__Material shown__:
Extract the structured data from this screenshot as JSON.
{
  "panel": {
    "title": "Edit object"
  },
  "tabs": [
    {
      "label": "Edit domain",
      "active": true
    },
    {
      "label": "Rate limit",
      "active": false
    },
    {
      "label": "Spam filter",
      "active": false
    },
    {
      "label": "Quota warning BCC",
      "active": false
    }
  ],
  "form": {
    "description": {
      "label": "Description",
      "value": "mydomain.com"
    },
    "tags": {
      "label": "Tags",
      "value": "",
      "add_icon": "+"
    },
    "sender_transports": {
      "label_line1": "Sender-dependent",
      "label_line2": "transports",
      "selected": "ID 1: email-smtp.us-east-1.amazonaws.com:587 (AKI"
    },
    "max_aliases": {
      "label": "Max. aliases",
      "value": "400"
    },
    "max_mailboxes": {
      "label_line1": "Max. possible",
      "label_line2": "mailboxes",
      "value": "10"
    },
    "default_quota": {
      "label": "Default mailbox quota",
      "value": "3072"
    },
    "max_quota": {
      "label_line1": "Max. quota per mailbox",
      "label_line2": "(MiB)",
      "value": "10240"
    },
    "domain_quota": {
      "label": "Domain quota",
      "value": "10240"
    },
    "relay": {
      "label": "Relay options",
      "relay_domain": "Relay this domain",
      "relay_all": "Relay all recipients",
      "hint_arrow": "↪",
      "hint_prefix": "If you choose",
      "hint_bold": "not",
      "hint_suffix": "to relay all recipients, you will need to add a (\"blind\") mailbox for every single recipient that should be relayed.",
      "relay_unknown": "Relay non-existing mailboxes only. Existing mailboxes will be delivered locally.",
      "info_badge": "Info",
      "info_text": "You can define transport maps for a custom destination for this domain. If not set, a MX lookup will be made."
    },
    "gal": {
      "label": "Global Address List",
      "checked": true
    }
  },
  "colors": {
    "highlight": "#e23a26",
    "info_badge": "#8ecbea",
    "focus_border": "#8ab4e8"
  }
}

__Exercise__: The records above should be duplicated in full, exactly as given.

__Expected answer__:
Extract the structured data from this screenshot as JSON.
{
  "panel": {
    "title": "Edit object"
  },
  "tabs": [
    {
      "label": "Edit domain",
      "active": true
    },
    {
      "label": "Rate limit",
      "active": false
    },
    {
      "label": "Spam filter",
      "active": false
    },
    {
      "label": "Quota warning BCC",
      "active": false
    }
  ],
  "form": {
    "description": {
      "label": "Description",
      "value": "mydomain.com"
    },
    "tags": {
      "label": "Tags",
      "value": "",
      "add_icon": "+"
    },
    "sender_transports": {
      "label_line1": "Sender-dependent",
      "label_line2": "transports",
      "selected": "ID 1: email-smtp.us-east-1.amazonaws.com:587 (AKI"
    },
    "max_aliases": {
      "label": "Max. aliases",
      "value": "400"
    },
    "max_mailboxes": {
      "label_line1": "Max. possible",
      "label_line2": "mailboxes",
      "value": "10"
    },
    "default_quota": {
      "label": "Default mailbox quota",
      "value": "3072"
    },
    "max_quota": {
      "label_line1": "Max. quota per mailbox",
      "label_line2": "(MiB)",
      "value": "10240"
    },
    "domain_quota": {
      "label": "Domain quota",
      "value": "10240"
    },
    "relay": {
      "label": "Relay options",
      "relay_domain": "Relay this domain",
      "relay_all": "Relay all recipients",
      "hint_arrow": "↪",
      "hint_prefix": "If you choose",
      "hint_bold": "not",
      "hint_suffix": "to relay all recipients, you will need to add a (\"blind\") mailbox for every single recipient that should be relayed.",
      "relay_unknown": "Relay non-existing mailboxes only. Existing mailboxes will be delivered locally.",
      "info_badge": "Info",
      "info_text": "You can define transport maps for a custom destination for this domain. If not set, a MX lookup will be made."
    },
    "gal": {
      "label": "Global Address List",
      "checked": true
    }
  },
  "colors": {
    "highlight": "#e23a26",
    "info_badge": "#8ecbea",
    "focus_border": "#8ab4e8"
  }
}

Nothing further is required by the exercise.